■ **THE PROBLEM**
Which lines below hold the word "html"? Copy all of them.

[Dataset records]
***
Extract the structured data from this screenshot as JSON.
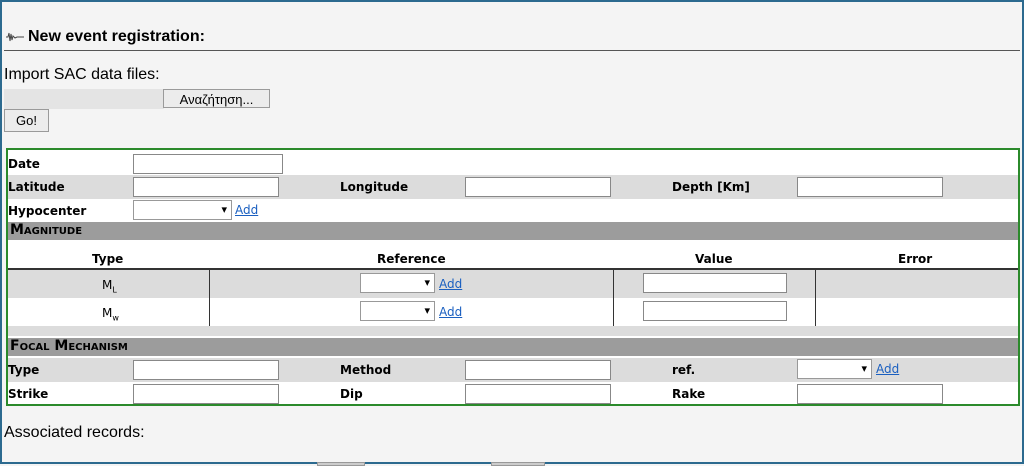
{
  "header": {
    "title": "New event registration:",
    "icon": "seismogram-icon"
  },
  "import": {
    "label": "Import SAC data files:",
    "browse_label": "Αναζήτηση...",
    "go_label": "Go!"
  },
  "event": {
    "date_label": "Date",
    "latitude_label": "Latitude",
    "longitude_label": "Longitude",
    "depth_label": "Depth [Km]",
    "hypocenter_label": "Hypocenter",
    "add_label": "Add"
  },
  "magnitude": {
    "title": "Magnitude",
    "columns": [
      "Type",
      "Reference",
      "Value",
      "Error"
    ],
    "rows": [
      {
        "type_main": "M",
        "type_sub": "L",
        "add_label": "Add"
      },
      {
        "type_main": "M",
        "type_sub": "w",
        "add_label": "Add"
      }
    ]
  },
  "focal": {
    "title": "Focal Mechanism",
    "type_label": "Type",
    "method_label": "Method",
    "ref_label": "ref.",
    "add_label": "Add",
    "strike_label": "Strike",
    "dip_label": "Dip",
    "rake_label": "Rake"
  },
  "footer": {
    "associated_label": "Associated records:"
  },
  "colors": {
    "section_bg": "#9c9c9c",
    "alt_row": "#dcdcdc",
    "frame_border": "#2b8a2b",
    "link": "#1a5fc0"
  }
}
***
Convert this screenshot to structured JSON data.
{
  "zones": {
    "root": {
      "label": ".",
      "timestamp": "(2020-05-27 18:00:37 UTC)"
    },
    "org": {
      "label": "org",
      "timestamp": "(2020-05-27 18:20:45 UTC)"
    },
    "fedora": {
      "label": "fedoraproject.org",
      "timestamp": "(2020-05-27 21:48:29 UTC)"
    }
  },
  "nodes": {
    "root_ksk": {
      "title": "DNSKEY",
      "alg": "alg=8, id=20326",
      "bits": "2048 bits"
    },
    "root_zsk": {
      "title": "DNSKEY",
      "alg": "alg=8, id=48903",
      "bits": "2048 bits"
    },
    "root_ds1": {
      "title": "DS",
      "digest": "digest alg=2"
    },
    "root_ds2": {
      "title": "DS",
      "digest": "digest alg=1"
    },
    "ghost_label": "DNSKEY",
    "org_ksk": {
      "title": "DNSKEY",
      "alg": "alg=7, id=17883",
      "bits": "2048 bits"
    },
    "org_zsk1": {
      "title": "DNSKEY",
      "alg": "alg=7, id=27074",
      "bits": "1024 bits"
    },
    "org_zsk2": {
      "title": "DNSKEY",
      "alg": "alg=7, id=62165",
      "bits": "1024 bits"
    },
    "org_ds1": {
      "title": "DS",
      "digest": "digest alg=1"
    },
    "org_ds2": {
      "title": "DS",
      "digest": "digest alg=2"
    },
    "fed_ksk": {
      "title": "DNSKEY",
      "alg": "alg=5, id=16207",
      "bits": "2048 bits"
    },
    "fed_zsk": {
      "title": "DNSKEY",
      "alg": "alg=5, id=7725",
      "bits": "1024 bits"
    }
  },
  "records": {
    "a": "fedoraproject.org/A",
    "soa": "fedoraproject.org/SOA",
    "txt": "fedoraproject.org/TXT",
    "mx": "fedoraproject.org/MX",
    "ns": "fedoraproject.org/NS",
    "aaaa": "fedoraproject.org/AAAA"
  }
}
***
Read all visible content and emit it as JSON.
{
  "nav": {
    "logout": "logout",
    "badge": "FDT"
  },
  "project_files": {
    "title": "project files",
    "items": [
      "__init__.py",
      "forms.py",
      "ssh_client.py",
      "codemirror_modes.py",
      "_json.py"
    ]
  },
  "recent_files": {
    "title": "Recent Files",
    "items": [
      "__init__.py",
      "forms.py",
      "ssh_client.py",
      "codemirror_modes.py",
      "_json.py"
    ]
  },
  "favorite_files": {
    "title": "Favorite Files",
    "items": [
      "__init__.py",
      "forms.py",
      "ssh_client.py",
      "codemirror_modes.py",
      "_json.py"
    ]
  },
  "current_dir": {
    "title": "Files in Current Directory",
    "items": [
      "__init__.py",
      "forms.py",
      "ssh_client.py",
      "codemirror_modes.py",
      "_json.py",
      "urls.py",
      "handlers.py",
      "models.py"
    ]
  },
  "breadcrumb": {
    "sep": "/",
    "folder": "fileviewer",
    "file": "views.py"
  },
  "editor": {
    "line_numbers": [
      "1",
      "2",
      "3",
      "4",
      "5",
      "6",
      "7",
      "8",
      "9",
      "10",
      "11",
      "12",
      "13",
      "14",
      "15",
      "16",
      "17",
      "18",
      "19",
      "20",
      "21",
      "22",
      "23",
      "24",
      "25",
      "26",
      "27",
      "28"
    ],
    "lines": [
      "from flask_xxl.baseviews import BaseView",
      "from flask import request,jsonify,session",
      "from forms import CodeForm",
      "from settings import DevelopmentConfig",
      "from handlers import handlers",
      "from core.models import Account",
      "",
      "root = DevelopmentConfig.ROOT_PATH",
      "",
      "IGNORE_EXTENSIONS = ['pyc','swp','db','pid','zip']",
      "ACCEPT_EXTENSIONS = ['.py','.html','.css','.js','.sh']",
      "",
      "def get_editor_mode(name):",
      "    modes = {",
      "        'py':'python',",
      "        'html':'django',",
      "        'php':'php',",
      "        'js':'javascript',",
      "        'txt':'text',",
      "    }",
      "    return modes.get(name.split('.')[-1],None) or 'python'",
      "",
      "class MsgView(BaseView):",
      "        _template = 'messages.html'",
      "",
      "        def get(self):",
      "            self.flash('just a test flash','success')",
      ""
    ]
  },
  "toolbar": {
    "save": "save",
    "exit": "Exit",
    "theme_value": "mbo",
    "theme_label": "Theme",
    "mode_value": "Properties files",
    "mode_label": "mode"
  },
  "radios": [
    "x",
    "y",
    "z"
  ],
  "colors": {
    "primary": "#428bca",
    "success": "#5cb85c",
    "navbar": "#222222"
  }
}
***
■ **THE RESPONSE**
      "ACCEPT_EXTENSIONS = ['.py','.html','.css','.js','.sh']",
      "        'html':'django',",
      "        _template = 'messages.html'",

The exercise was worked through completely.